─── Records for processing ───

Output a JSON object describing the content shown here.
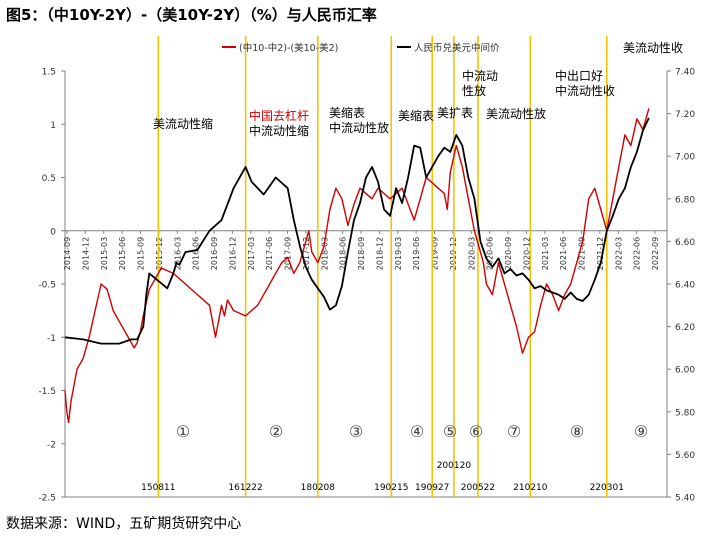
{
  "figure": {
    "title": "图5：（中10Y-2Y）-（美10Y-2Y）（%）与人民币汇率",
    "source": "数据来源：WIND，五矿期货研究中心"
  },
  "colors": {
    "spread": "#d00000",
    "fx": "#000000",
    "vline": "#f2c400",
    "axis": "#808080"
  },
  "chart_data": {
    "type": "line",
    "title": "（中10Y-2Y）-（美10Y-2Y）（%）与人民币汇率",
    "left_axis": {
      "ylim": [
        -2.5,
        1.5
      ],
      "ticks": [
        "1.5",
        "1",
        "0.5",
        "0",
        "-0.5",
        "-1",
        "-1.5",
        "-2",
        "-2.5"
      ]
    },
    "right_axis": {
      "ylim": [
        5.4,
        7.4
      ],
      "ticks": [
        "7.40",
        "7.20",
        "7.00",
        "6.80",
        "6.60",
        "6.40",
        "6.20",
        "6.00",
        "5.80",
        "5.60",
        "5.40"
      ]
    },
    "x_ticks": [
      "2014-09",
      "2014-12",
      "2015-03",
      "2015-06",
      "2015-09",
      "2015-12",
      "2016-03",
      "2016-06",
      "2016-09",
      "2016-12",
      "2017-03",
      "2017-06",
      "2017-09",
      "2017-12",
      "2018-03",
      "2018-06",
      "2018-09",
      "2018-12",
      "2019-03",
      "2019-06",
      "2019-09",
      "2019-12",
      "2020-03",
      "2020-06",
      "2020-09",
      "2020-12",
      "2021-03",
      "2021-06",
      "2021-09",
      "2021-12",
      "2022-03",
      "2022-06",
      "2022-09"
    ],
    "legend": [
      "(中10-中2)-(美10-美2)",
      "人民币兑美元中间价"
    ],
    "series": [
      {
        "name": "(中10-中2)-(美10-美2)",
        "axis": "left",
        "color": "#d00000",
        "x": [
          0,
          0.3,
          0.6,
          1,
          1.5,
          2,
          3,
          4,
          5,
          6,
          7,
          8,
          9,
          10,
          11,
          11.5,
          12,
          12.5,
          13,
          14,
          16,
          18,
          20,
          22,
          24,
          25,
          26,
          26.5,
          27,
          28,
          30,
          32,
          34,
          36,
          37,
          38,
          39,
          40,
          40.5,
          41,
          42,
          43,
          44,
          45,
          46,
          47,
          48,
          49,
          50,
          51,
          52,
          53,
          54,
          55,
          56,
          57,
          58,
          59,
          60,
          61,
          62,
          63,
          63.5,
          64,
          65,
          66,
          67,
          68,
          69,
          69.5,
          70,
          71,
          72,
          73,
          74,
          75,
          76,
          77,
          78,
          79,
          80,
          81,
          82,
          83,
          84,
          85,
          86,
          87,
          88,
          89,
          90,
          91,
          92,
          93,
          94,
          95,
          96,
          97
        ],
        "values": [
          -1.5,
          -1.7,
          -1.8,
          -1.6,
          -1.45,
          -1.3,
          -1.2,
          -1.0,
          -0.75,
          -0.5,
          -0.55,
          -0.75,
          -0.85,
          -0.95,
          -1.05,
          -1.1,
          -1.05,
          -0.95,
          -0.8,
          -0.55,
          -0.35,
          -0.4,
          -0.5,
          -0.6,
          -0.7,
          -1.0,
          -0.7,
          -0.8,
          -0.65,
          -0.75,
          -0.8,
          -0.7,
          -0.5,
          -0.3,
          -0.25,
          -0.4,
          -0.3,
          -0.1,
          0.0,
          -0.2,
          -0.3,
          -0.15,
          0.2,
          0.4,
          0.3,
          0.05,
          0.25,
          0.4,
          0.35,
          0.3,
          0.4,
          0.35,
          0.3,
          0.35,
          0.4,
          0.25,
          0.1,
          0.3,
          0.5,
          0.45,
          0.4,
          0.35,
          0.2,
          0.55,
          0.8,
          0.6,
          0.3,
          0.0,
          -0.2,
          -0.3,
          -0.5,
          -0.6,
          -0.3,
          -0.5,
          -0.7,
          -0.9,
          -1.15,
          -1.0,
          -0.95,
          -0.7,
          -0.5,
          -0.6,
          -0.75,
          -0.6,
          -0.5,
          -0.3,
          -0.1,
          0.3,
          0.4,
          0.2,
          0.0,
          0.3,
          0.6,
          0.9,
          0.8,
          1.05,
          0.95,
          1.15
        ]
      },
      {
        "name": "人民币兑美元中间价",
        "axis": "right",
        "color": "#000000",
        "x": [
          0,
          3,
          6,
          9,
          11,
          12,
          13,
          13.5,
          14,
          17,
          18,
          18.5,
          19,
          20,
          22,
          24,
          26,
          28,
          30,
          31,
          33,
          35,
          37,
          38,
          39,
          40,
          41,
          42,
          43,
          44,
          45,
          46,
          47,
          48,
          49,
          50,
          51,
          52,
          53,
          54,
          55,
          56,
          57,
          58,
          59,
          60,
          61,
          62,
          63,
          64,
          65,
          66,
          67,
          68,
          69,
          70,
          71,
          72,
          73,
          74,
          75,
          76,
          77,
          78,
          79,
          80,
          81,
          82,
          83,
          84,
          85,
          86,
          87,
          88,
          89,
          90,
          91,
          92,
          93,
          94,
          95,
          96,
          97
        ],
        "values": [
          6.15,
          6.14,
          6.12,
          6.12,
          6.14,
          6.14,
          6.2,
          6.35,
          6.45,
          6.38,
          6.45,
          6.5,
          6.49,
          6.55,
          6.56,
          6.65,
          6.7,
          6.85,
          6.95,
          6.88,
          6.82,
          6.9,
          6.85,
          6.7,
          6.58,
          6.48,
          6.42,
          6.38,
          6.34,
          6.28,
          6.3,
          6.39,
          6.55,
          6.7,
          6.78,
          6.9,
          6.95,
          6.88,
          6.75,
          6.72,
          6.85,
          6.78,
          6.9,
          7.05,
          7.04,
          6.9,
          6.95,
          7.0,
          7.04,
          7.02,
          7.1,
          7.05,
          6.9,
          6.8,
          6.6,
          6.52,
          6.48,
          6.52,
          6.45,
          6.47,
          6.44,
          6.45,
          6.42,
          6.38,
          6.39,
          6.37,
          6.36,
          6.35,
          6.33,
          6.36,
          6.33,
          6.32,
          6.35,
          6.42,
          6.5,
          6.65,
          6.72,
          6.8,
          6.85,
          6.95,
          7.02,
          7.12,
          7.18
        ]
      }
    ],
    "events": [
      {
        "date": "150811",
        "period": "①",
        "x": 15.5
      },
      {
        "date": "161222",
        "period": "②",
        "x": 30.0
      },
      {
        "date": "180208",
        "period": "③",
        "x": 42.0
      },
      {
        "date": "190215",
        "period": "④",
        "x": 54.2
      },
      {
        "date": "190927",
        "period": "⑤",
        "x": 61.0
      },
      {
        "date": "200120",
        "period": "⑥",
        "x": 64.6
      },
      {
        "date": "200522",
        "period": "⑦",
        "x": 68.6
      },
      {
        "date": "210210",
        "period": "⑧",
        "x": 77.3
      },
      {
        "date": "220301",
        "period": "⑨",
        "x": 90.0
      }
    ],
    "annotations": [
      {
        "text": "美流动性缩",
        "color": "#000000"
      },
      {
        "text": "中国去杠杆",
        "color": "#d00000"
      },
      {
        "text": "中流动性缩",
        "color": "#000000"
      },
      {
        "text": "美缩表",
        "color": "#000000"
      },
      {
        "text": "中流动性放",
        "color": "#000000"
      },
      {
        "text": "美缩表",
        "color": "#000000"
      },
      {
        "text": "美扩表",
        "color": "#000000"
      },
      {
        "text": "中流动",
        "color": "#000000"
      },
      {
        "text": "性放",
        "color": "#000000"
      },
      {
        "text": "美流动性放",
        "color": "#000000"
      },
      {
        "text": "中出口好",
        "color": "#000000"
      },
      {
        "text": "中流动性收",
        "color": "#000000"
      },
      {
        "text": "美流动性收",
        "color": "#000000"
      }
    ]
  }
}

───

→ Problem to work on
Print every entry exactly as written, without the pictures.

→ Full output
Output a JSON object describing the content shown here.
{
  "figure": {
    "title": "图5：（中10Y-2Y）-（美10Y-2Y）（%）与人民币汇率",
    "source": "数据来源：WIND，五矿期货研究中心"
  },
  "colors": {
    "spread": "#d00000",
    "fx": "#000000",
    "vline": "#f2c400",
    "axis": "#808080"
  },
  "chart_data": {
    "type": "line",
    "title": "（中10Y-2Y）-（美10Y-2Y）（%）与人民币汇率",
    "left_axis": {
      "ylim": [
        -2.5,
        1.5
      ],
      "ticks": [
        "1.5",
        "1",
        "0.5",
        "0",
        "-0.5",
        "-1",
        "-1.5",
        "-2",
        "-2.5"
      ]
    },
    "right_axis": {
      "ylim": [
        5.4,
        7.4
      ],
      "ticks": [
        "7.40",
        "7.20",
        "7.00",
        "6.80",
        "6.60",
        "6.40",
        "6.20",
        "6.00",
        "5.80",
        "5.60",
        "5.40"
      ]
    },
    "x_ticks": [
      "2014-09",
      "2014-12",
      "2015-03",
      "2015-06",
      "2015-09",
      "2015-12",
      "2016-03",
      "2016-06",
      "2016-09",
      "2016-12",
      "2017-03",
      "2017-06",
      "2017-09",
      "2017-12",
      "2018-03",
      "2018-06",
      "2018-09",
      "2018-12",
      "2019-03",
      "2019-06",
      "2019-09",
      "2019-12",
      "2020-03",
      "2020-06",
      "2020-09",
      "2020-12",
      "2021-03",
      "2021-06",
      "2021-09",
      "2021-12",
      "2022-03",
      "2022-06",
      "2022-09"
    ],
    "legend": [
      "(中10-中2)-(美10-美2)",
      "人民币兑美元中间价"
    ],
    "series": [
      {
        "name": "(中10-中2)-(美10-美2)",
        "axis": "left",
        "color": "#d00000",
        "x": [
          0,
          0.3,
          0.6,
          1,
          1.5,
          2,
          3,
          4,
          5,
          6,
          7,
          8,
          9,
          10,
          11,
          11.5,
          12,
          12.5,
          13,
          14,
          16,
          18,
          20,
          22,
          24,
          25,
          26,
          26.5,
          27,
          28,
          30,
          32,
          34,
          36,
          37,
          38,
          39,
          40,
          40.5,
          41,
          42,
          43,
          44,
          45,
          46,
          47,
          48,
          49,
          50,
          51,
          52,
          53,
          54,
          55,
          56,
          57,
          58,
          59,
          60,
          61,
          62,
          63,
          63.5,
          64,
          65,
          66,
          67,
          68,
          69,
          69.5,
          70,
          71,
          72,
          73,
          74,
          75,
          76,
          77,
          78,
          79,
          80,
          81,
          82,
          83,
          84,
          85,
          86,
          87,
          88,
          89,
          90,
          91,
          92,
          93,
          94,
          95,
          96,
          97
        ],
        "values": [
          -1.5,
          -1.7,
          -1.8,
          -1.6,
          -1.45,
          -1.3,
          -1.2,
          -1.0,
          -0.75,
          -0.5,
          -0.55,
          -0.75,
          -0.85,
          -0.95,
          -1.05,
          -1.1,
          -1.05,
          -0.95,
          -0.8,
          -0.55,
          -0.35,
          -0.4,
          -0.5,
          -0.6,
          -0.7,
          -1.0,
          -0.7,
          -0.8,
          -0.65,
          -0.75,
          -0.8,
          -0.7,
          -0.5,
          -0.3,
          -0.25,
          -0.4,
          -0.3,
          -0.1,
          0.0,
          -0.2,
          -0.3,
          -0.15,
          0.2,
          0.4,
          0.3,
          0.05,
          0.25,
          0.4,
          0.35,
          0.3,
          0.4,
          0.35,
          0.3,
          0.35,
          0.4,
          0.25,
          0.1,
          0.3,
          0.5,
          0.45,
          0.4,
          0.35,
          0.2,
          0.55,
          0.8,
          0.6,
          0.3,
          0.0,
          -0.2,
          -0.3,
          -0.5,
          -0.6,
          -0.3,
          -0.5,
          -0.7,
          -0.9,
          -1.15,
          -1.0,
          -0.95,
          -0.7,
          -0.5,
          -0.6,
          -0.75,
          -0.6,
          -0.5,
          -0.3,
          -0.1,
          0.3,
          0.4,
          0.2,
          0.0,
          0.3,
          0.6,
          0.9,
          0.8,
          1.05,
          0.95,
          1.15
        ]
      },
      {
        "name": "人民币兑美元中间价",
        "axis": "right",
        "color": "#000000",
        "x": [
          0,
          3,
          6,
          9,
          11,
          12,
          13,
          13.5,
          14,
          17,
          18,
          18.5,
          19,
          20,
          22,
          24,
          26,
          28,
          30,
          31,
          33,
          35,
          37,
          38,
          39,
          40,
          41,
          42,
          43,
          44,
          45,
          46,
          47,
          48,
          49,
          50,
          51,
          52,
          53,
          54,
          55,
          56,
          57,
          58,
          59,
          60,
          61,
          62,
          63,
          64,
          65,
          66,
          67,
          68,
          69,
          70,
          71,
          72,
          73,
          74,
          75,
          76,
          77,
          78,
          79,
          80,
          81,
          82,
          83,
          84,
          85,
          86,
          87,
          88,
          89,
          90,
          91,
          92,
          93,
          94,
          95,
          96,
          97
        ],
        "values": [
          6.15,
          6.14,
          6.12,
          6.12,
          6.14,
          6.14,
          6.2,
          6.35,
          6.45,
          6.38,
          6.45,
          6.5,
          6.49,
          6.55,
          6.56,
          6.65,
          6.7,
          6.85,
          6.95,
          6.88,
          6.82,
          6.9,
          6.85,
          6.7,
          6.58,
          6.48,
          6.42,
          6.38,
          6.34,
          6.28,
          6.3,
          6.39,
          6.55,
          6.7,
          6.78,
          6.9,
          6.95,
          6.88,
          6.75,
          6.72,
          6.85,
          6.78,
          6.9,
          7.05,
          7.04,
          6.9,
          6.95,
          7.0,
          7.04,
          7.02,
          7.1,
          7.05,
          6.9,
          6.8,
          6.6,
          6.52,
          6.48,
          6.52,
          6.45,
          6.47,
          6.44,
          6.45,
          6.42,
          6.38,
          6.39,
          6.37,
          6.36,
          6.35,
          6.33,
          6.36,
          6.33,
          6.32,
          6.35,
          6.42,
          6.5,
          6.65,
          6.72,
          6.8,
          6.85,
          6.95,
          7.02,
          7.12,
          7.18
        ]
      }
    ],
    "events": [
      {
        "date": "150811",
        "period": "①",
        "x": 15.5
      },
      {
        "date": "161222",
        "period": "②",
        "x": 30.0
      },
      {
        "date": "180208",
        "period": "③",
        "x": 42.0
      },
      {
        "date": "190215",
        "period": "④",
        "x": 54.2
      },
      {
        "date": "190927",
        "period": "⑤",
        "x": 61.0
      },
      {
        "date": "200120",
        "period": "⑥",
        "x": 64.6
      },
      {
        "date": "200522",
        "period": "⑦",
        "x": 68.6
      },
      {
        "date": "210210",
        "period": "⑧",
        "x": 77.3
      },
      {
        "date": "220301",
        "period": "⑨",
        "x": 90.0
      }
    ],
    "annotations": [
      {
        "text": "美流动性缩",
        "color": "#000000"
      },
      {
        "text": "中国去杠杆",
        "color": "#d00000"
      },
      {
        "text": "中流动性缩",
        "color": "#000000"
      },
      {
        "text": "美缩表",
        "color": "#000000"
      },
      {
        "text": "中流动性放",
        "color": "#000000"
      },
      {
        "text": "美缩表",
        "color": "#000000"
      },
      {
        "text": "美扩表",
        "color": "#000000"
      },
      {
        "text": "中流动",
        "color": "#000000"
      },
      {
        "text": "性放",
        "color": "#000000"
      },
      {
        "text": "美流动性放",
        "color": "#000000"
      },
      {
        "text": "中出口好",
        "color": "#000000"
      },
      {
        "text": "中流动性收",
        "color": "#000000"
      },
      {
        "text": "美流动性收",
        "color": "#000000"
      }
    ]
  }
}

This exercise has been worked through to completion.